*Data shown*
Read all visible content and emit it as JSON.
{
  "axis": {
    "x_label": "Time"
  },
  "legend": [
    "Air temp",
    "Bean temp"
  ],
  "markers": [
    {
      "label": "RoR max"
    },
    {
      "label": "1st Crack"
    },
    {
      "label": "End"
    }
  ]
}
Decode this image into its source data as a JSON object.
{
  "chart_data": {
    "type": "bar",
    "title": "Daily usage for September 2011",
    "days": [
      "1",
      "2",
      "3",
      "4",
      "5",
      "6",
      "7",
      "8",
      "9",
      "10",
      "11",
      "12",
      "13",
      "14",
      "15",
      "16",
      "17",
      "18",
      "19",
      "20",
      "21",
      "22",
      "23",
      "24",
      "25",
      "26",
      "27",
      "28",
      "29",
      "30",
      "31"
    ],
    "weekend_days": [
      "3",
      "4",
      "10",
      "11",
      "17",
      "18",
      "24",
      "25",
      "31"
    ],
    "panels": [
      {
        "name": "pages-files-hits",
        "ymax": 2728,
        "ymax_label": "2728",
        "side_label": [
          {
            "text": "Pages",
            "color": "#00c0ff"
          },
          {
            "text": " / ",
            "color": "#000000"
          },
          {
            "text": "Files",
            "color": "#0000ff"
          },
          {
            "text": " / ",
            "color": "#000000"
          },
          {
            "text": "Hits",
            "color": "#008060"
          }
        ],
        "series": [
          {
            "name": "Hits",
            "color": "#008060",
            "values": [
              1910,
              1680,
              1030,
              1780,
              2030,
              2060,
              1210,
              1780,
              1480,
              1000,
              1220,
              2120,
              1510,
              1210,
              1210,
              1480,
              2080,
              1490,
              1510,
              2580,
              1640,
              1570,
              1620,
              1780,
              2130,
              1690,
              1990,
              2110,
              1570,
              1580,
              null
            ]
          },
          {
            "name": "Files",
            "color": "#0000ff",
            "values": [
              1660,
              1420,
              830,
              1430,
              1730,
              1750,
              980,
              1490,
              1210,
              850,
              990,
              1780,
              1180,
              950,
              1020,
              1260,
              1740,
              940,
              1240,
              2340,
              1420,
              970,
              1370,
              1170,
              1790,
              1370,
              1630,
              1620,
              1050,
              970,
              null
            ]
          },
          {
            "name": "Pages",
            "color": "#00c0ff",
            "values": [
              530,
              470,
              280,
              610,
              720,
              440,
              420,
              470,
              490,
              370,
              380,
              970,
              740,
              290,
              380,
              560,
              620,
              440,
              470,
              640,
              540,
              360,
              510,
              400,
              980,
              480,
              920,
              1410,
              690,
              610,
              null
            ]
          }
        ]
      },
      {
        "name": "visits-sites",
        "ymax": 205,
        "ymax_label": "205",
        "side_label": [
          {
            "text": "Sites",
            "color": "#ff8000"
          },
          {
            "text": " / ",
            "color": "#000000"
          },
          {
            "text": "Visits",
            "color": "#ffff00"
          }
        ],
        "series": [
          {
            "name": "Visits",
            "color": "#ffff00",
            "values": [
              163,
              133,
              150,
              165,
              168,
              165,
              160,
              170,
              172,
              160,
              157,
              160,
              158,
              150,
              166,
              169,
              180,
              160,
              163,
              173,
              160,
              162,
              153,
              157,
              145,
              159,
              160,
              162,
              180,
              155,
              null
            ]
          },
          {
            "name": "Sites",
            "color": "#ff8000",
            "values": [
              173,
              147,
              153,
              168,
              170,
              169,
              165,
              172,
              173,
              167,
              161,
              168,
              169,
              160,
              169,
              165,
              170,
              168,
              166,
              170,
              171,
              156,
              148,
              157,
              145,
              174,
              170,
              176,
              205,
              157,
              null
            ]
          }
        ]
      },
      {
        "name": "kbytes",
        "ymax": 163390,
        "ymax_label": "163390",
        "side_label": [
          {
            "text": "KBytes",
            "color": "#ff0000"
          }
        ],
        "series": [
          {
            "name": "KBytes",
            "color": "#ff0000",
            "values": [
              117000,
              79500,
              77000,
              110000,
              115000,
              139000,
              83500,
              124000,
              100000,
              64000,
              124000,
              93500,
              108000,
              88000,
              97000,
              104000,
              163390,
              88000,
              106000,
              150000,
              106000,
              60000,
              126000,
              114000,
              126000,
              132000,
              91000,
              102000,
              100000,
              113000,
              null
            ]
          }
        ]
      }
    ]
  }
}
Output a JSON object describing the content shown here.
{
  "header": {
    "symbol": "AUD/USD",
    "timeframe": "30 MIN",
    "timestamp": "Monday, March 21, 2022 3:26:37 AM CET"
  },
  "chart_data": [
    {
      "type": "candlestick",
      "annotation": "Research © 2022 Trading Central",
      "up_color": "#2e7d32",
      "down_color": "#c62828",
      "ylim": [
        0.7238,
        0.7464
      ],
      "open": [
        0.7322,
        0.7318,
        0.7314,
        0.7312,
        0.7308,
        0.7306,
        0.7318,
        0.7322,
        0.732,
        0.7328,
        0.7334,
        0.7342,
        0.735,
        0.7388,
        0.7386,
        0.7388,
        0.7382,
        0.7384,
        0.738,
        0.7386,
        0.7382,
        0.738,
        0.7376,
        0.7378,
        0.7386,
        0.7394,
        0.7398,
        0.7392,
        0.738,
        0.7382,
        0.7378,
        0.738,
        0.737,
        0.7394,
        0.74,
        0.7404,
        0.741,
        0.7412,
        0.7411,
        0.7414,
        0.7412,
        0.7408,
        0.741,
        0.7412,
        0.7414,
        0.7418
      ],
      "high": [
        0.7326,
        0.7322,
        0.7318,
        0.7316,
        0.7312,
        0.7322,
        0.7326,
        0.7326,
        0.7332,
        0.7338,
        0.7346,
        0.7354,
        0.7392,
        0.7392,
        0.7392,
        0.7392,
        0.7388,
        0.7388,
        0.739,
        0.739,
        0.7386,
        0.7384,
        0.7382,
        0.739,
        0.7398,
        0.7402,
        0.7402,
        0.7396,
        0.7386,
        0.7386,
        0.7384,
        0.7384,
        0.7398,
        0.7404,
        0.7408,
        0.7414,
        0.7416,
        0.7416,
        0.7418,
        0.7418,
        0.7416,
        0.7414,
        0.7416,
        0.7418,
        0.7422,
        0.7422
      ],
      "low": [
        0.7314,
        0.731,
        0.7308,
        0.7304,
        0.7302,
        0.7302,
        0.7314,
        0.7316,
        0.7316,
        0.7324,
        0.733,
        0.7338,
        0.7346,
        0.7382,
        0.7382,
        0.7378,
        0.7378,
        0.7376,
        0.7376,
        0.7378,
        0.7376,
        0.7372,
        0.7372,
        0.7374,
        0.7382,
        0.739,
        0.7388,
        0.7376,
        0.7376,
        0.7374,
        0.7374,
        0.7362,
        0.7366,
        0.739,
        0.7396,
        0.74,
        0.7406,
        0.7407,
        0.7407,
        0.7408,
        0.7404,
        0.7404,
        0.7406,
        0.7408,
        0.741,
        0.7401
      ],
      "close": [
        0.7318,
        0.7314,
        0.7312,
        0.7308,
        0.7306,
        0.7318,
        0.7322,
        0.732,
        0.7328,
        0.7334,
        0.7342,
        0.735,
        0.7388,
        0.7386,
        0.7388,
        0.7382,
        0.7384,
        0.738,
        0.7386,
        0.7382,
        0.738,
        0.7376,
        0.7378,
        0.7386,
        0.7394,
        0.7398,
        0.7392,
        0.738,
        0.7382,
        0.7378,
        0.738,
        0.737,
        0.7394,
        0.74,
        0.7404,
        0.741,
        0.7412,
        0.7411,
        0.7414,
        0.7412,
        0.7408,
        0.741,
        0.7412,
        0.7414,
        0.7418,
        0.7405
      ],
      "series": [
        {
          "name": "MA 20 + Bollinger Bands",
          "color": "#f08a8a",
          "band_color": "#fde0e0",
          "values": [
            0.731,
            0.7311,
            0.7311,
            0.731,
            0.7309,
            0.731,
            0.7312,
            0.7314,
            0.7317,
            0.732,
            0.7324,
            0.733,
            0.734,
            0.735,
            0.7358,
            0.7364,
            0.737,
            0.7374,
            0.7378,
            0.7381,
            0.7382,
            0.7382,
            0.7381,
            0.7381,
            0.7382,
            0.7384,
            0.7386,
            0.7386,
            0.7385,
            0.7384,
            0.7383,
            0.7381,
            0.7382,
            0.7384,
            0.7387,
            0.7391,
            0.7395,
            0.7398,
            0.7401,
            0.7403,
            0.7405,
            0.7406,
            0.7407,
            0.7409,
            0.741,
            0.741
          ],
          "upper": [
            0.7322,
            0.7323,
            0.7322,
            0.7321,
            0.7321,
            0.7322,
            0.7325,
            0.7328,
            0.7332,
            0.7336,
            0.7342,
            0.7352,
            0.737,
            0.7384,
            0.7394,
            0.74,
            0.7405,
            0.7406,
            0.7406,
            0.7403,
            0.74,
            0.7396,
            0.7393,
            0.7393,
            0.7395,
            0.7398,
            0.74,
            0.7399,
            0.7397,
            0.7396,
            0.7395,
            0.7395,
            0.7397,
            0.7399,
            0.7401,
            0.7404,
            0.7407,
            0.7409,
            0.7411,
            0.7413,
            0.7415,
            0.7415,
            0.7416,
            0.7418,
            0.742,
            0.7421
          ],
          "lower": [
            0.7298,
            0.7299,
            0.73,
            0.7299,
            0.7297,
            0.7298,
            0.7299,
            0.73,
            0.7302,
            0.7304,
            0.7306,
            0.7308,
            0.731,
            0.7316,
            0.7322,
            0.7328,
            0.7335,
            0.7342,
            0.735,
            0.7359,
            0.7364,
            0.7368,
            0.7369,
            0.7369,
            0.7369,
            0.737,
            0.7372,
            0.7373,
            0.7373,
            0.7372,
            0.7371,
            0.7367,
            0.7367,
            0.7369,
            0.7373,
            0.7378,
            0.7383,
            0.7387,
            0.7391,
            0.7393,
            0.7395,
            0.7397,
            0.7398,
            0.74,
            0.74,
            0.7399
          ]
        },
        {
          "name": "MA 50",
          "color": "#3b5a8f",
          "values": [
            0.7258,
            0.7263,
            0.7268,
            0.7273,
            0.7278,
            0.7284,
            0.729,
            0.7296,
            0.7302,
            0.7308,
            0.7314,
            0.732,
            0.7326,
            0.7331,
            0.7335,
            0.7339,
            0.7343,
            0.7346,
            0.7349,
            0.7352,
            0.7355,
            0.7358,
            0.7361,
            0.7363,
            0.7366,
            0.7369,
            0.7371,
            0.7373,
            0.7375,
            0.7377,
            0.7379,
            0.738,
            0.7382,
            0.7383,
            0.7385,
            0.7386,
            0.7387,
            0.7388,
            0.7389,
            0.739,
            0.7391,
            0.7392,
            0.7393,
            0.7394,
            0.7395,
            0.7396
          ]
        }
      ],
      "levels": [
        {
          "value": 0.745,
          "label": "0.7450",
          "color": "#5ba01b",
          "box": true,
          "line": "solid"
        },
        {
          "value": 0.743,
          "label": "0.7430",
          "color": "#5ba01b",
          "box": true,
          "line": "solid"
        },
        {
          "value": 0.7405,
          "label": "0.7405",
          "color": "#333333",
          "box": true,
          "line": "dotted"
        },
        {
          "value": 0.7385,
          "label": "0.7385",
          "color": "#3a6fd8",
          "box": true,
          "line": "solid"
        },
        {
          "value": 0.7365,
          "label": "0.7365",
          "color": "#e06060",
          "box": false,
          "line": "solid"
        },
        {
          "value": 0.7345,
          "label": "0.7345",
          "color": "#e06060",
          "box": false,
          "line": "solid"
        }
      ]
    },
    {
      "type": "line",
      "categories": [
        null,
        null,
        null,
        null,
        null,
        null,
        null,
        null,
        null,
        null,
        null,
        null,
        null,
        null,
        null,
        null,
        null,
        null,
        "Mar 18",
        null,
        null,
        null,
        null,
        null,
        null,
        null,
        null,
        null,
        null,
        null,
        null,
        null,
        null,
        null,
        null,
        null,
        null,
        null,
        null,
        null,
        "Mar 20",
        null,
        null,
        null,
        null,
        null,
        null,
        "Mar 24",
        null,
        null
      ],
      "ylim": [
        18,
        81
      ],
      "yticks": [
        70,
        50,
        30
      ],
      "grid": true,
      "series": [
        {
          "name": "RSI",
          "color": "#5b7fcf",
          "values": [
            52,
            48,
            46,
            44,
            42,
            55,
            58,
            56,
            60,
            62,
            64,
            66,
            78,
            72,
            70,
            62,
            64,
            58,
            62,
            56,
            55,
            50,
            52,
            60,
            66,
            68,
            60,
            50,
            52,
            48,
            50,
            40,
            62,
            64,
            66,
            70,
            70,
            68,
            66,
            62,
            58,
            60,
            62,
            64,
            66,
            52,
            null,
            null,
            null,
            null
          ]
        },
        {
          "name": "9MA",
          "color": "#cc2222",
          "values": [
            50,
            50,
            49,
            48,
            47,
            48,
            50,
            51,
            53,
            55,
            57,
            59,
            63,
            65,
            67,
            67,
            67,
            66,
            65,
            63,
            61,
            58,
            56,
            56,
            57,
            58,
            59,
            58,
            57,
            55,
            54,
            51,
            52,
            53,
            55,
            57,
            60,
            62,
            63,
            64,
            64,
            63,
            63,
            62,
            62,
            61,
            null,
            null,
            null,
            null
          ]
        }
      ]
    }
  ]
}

*What to do*
Each line holding "text" must be found and copied.

*Reply to the exercise*
            "text": "Pages",
            "text": " / ",
            "text": "Files",
            "text": " / ",
            "text": "Hits",
            "text": "Sites",
            "text": " / ",
            "text": "Visits",
            "text": "KBytes",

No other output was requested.